*Exercise requirements*. Extract every entry word for word.

───── Extracted information

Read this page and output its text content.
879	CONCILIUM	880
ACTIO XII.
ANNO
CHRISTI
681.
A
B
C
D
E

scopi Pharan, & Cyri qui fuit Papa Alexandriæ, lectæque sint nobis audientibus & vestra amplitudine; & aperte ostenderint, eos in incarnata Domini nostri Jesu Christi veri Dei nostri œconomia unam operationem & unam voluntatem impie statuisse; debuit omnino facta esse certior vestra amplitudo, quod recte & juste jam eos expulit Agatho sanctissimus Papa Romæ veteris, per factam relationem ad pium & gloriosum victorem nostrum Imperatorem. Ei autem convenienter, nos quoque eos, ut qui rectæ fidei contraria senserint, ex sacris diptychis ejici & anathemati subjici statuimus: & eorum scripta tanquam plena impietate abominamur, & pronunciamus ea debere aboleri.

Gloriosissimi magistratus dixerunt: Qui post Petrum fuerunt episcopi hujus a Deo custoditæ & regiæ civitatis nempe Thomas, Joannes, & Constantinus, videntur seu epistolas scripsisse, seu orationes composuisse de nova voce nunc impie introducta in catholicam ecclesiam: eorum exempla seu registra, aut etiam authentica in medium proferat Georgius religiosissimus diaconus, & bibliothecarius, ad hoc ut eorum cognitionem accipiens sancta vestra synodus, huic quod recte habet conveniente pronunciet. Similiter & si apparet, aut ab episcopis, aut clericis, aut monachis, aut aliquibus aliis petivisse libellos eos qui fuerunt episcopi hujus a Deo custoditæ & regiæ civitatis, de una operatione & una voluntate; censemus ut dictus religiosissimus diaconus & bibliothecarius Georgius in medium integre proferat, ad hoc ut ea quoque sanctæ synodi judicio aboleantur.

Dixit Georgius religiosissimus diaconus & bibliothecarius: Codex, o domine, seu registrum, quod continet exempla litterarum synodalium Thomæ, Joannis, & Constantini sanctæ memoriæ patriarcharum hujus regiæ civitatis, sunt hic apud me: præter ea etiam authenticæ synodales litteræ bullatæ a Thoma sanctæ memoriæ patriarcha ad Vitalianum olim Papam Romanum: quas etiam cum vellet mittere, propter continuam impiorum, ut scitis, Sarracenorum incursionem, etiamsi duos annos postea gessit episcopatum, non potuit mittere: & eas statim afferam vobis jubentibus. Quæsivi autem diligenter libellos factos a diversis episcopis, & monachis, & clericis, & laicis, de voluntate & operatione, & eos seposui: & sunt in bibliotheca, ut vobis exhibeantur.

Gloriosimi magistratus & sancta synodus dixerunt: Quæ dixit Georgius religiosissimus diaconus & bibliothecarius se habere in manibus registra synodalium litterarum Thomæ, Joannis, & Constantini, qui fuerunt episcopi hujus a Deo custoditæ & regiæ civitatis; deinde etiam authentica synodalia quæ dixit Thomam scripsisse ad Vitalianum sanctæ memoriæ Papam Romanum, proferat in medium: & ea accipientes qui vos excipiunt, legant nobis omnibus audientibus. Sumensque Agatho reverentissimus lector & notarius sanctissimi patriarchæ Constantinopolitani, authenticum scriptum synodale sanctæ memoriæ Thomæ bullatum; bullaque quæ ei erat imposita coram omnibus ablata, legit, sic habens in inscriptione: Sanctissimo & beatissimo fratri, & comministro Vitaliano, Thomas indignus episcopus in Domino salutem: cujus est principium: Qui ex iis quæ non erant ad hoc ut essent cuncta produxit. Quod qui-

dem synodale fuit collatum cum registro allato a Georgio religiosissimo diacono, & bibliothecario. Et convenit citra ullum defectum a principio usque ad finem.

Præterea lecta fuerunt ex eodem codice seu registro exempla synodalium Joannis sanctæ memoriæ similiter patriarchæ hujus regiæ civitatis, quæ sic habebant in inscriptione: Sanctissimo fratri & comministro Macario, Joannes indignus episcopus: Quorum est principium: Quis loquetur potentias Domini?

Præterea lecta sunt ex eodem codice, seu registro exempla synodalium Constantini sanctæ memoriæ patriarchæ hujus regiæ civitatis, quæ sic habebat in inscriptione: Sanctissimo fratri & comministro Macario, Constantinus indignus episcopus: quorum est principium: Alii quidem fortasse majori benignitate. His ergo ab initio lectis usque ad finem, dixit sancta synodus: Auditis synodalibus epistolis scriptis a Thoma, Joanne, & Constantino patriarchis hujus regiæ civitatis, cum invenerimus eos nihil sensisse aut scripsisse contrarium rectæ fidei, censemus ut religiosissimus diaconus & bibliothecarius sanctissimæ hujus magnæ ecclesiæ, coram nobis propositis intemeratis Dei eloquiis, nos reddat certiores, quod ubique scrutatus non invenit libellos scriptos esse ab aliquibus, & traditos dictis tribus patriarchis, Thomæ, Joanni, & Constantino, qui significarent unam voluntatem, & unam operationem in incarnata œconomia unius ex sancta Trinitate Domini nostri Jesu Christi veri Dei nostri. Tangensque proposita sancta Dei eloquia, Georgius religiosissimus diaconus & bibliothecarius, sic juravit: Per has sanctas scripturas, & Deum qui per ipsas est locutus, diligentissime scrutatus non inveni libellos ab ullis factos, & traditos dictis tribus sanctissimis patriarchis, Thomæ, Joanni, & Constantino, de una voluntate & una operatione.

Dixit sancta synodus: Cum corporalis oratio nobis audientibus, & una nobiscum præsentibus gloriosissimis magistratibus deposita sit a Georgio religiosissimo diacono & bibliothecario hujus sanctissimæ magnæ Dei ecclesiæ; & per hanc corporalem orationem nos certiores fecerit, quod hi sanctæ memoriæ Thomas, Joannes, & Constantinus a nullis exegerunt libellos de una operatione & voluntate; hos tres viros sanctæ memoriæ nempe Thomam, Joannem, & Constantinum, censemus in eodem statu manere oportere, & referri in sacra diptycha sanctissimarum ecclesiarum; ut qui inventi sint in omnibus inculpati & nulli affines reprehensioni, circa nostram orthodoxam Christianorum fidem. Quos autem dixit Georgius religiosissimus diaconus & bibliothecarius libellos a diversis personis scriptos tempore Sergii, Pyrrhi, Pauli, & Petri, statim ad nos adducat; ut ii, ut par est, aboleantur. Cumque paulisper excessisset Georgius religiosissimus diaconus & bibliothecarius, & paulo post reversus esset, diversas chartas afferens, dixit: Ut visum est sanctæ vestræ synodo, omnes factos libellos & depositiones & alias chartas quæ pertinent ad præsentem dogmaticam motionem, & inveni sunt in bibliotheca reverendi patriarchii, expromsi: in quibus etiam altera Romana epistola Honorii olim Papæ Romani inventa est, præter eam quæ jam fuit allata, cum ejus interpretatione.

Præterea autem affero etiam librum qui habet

──────────

*Task solution*.
Read this page and output its text content.
879	CONCILIUM	880
ACTIO XII.
ANNO
CHRISTI
681.
A
B
C
D
E

scopi Pharan, & Cyri qui fuit Papa Alexandriæ, lectæque sint nobis audientibus & vestra amplitudine; & aperte ostenderint, eos in incarnata Domini nostri Jesu Christi veri Dei nostri œconomia unam operationem & unam voluntatem impie statuisse; debuit omnino facta esse certior vestra amplitudo, quod recte & juste jam eos expulit Agatho sanctissimus Papa Romæ veteris, per factam relationem ad pium & gloriosum victorem nostrum Imperatorem. Ei autem convenienter, nos quoque eos, ut qui rectæ fidei contraria senserint, ex sacris diptychis ejici & anathemati subjici statuimus: & eorum scripta tanquam plena impietate abominamur, & pronunciamus ea debere aboleri.

Gloriosissimi magistratus dixerunt: Qui post Petrum fuerunt episcopi hujus a Deo custoditæ & regiæ civitatis nempe Thomas, Joannes, & Constantinus, videntur seu epistolas scripsisse, seu orationes composuisse de nova voce nunc impie introducta in catholicam ecclesiam: eorum exempla seu registra, aut etiam authentica in medium proferat Georgius religiosissimus diaconus, & bibliothecarius, ad hoc ut eorum cognitionem accipiens sancta vestra synodus, huic quod recte habet conveniente pronunciet. Similiter & si apparet, aut ab episcopis, aut clericis, aut monachis, aut aliquibus aliis petivisse libellos eos qui fuerunt episcopi hujus a Deo custoditæ & regiæ civitatis, de una operatione & una voluntate; censemus ut dictus religiosissimus diaconus & bibliothecarius Georgius in medium integre proferat, ad hoc ut ea quoque sanctæ synodi judicio aboleantur.

Dixit Georgius religiosissimus diaconus & bibliothecarius: Codex, o domine, seu registrum, quod continet exempla litterarum synodalium Thomæ, Joannis, & Constantini sanctæ memoriæ patriarcharum hujus regiæ civitatis, sunt hic apud me: præter ea etiam authenticæ synodales litteræ bullatæ a Thoma sanctæ memoriæ patriarcha ad Vitalianum olim Papam Romanum: quas etiam cum vellet mittere, propter continuam impiorum, ut scitis, Sarracenorum incursionem, etiamsi duos annos postea gessit episcopatum, non potuit mittere: & eas statim afferam vobis jubentibus. Quæsivi autem diligenter libellos factos a diversis episcopis, & monachis, & clericis, & laicis, de voluntate & operatione, & eos seposui: & sunt in bibliotheca, ut vobis exhibeantur.

Gloriosimi magistratus & sancta synodus dixerunt: Quæ dixit Georgius religiosissimus diaconus & bibliothecarius se habere in manibus registra synodalium litterarum Thomæ, Joannis, & Constantini, qui fuerunt episcopi hujus a Deo custoditæ & regiæ civitatis; deinde etiam authentica synodalia quæ dixit Thomam scripsisse ad Vitalianum sanctæ memoriæ Papam Romanum, proferat in medium: & ea accipientes qui vos excipiunt, legant nobis omnibus audientibus. Sumensque Agatho reverentissimus lector & notarius sanctissimi patriarchæ Constantinopolitani, authenticum scriptum synodale sanctæ memoriæ Thomæ bullatum; bullaque quæ ei erat imposita coram omnibus ablata, legit, sic habens in inscriptione: Sanctissimo & beatissimo fratri, & comministro Vitaliano, Thomas indignus episcopus in Domino salutem: cujus est principium: Qui ex iis quæ non erant ad hoc ut essent cuncta produxit. Quod qui-

dem synodale fuit collatum cum registro allato a Georgio religiosissimo diacono, & bibliothecario. Et convenit citra ullum defectum a principio usque ad finem.

Præterea lecta fuerunt ex eodem codice seu registro exempla synodalium Joannis sanctæ memoriæ similiter patriarchæ hujus regiæ civitatis, quæ sic habebant in inscriptione: Sanctissimo fratri & comministro Macario, Joannes indignus episcopus: Quorum est principium: Quis loquetur potentias Domini?

Præterea lecta sunt ex eodem codice, seu registro exempla synodalium Constantini sanctæ memoriæ patriarchæ hujus regiæ civitatis, quæ sic habebat in inscriptione: Sanctissimo fratri & comministro Macario, Constantinus indignus episcopus: quorum est principium: Alii quidem fortasse majori benignitate. His ergo ab initio lectis usque ad finem, dixit sancta synodus: Auditis synodalibus epistolis scriptis a Thoma, Joanne, & Constantino patriarchis hujus regiæ civitatis, cum invenerimus eos nihil sensisse aut scripsisse contrarium rectæ fidei, censemus ut religiosissimus diaconus & bibliothecarius sanctissimæ hujus magnæ ecclesiæ, coram nobis propositis intemeratis Dei eloquiis, nos reddat certiores, quod ubique scrutatus non invenit libellos scriptos esse ab aliquibus, & traditos dictis tribus patriarchis, Thomæ, Joanni, & Constantino, qui significarent unam voluntatem, & unam operationem in incarnata œconomia unius ex sancta Trinitate Domini nostri Jesu Christi veri Dei nostri. Tangensque proposita sancta Dei eloquia, Georgius religiosissimus diaconus & bibliothecarius, sic juravit: Per has sanctas scripturas, & Deum qui per ipsas est locutus, diligentissime scrutatus non inveni libellos ab ullis factos, & traditos dictis tribus sanctissimis patriarchis, Thomæ, Joanni, & Constantino, de una voluntate & una operatione.

Dixit sancta synodus: Cum corporalis oratio nobis audientibus, & una nobiscum præsentibus gloriosissimis magistratibus deposita sit a Georgio religiosissimo diacono & bibliothecario hujus sanctissimæ magnæ Dei ecclesiæ; & per hanc corporalem orationem nos certiores fecerit, quod hi sanctæ memoriæ Thomas, Joannes, & Constantinus a nullis exegerunt libellos de una operatione & voluntate; hos tres viros sanctæ memoriæ nempe Thomam, Joannem, & Constantinum, censemus in eodem statu manere oportere, & referri in sacra diptycha sanctissimarum ecclesiarum; ut qui inventi sint in omnibus inculpati & nulli affines reprehensioni, circa nostram orthodoxam Christianorum fidem. Quos autem dixit Georgius religiosissimus diaconus & bibliothecarius libellos a diversis personis scriptos tempore Sergii, Pyrrhi, Pauli, & Petri, statim ad nos adducat; ut ii, ut par est, aboleantur. Cumque paulisper excessisset Georgius religiosissimus diaconus & bibliothecarius, & paulo post reversus esset, diversas chartas afferens, dixit: Ut visum est sanctæ vestræ synodo, omnes factos libellos & depositiones & alias chartas quæ pertinent ad præsentem dogmaticam motionem, & inveni sunt in bibliotheca reverendi patriarchii, expromsi: in quibus etiam altera Romana epistola Honorii olim Papæ Romani inventa est, præter eam quæ jam fuit allata, cum ejus interpretatione.

Præterea autem affero etiam librum qui habet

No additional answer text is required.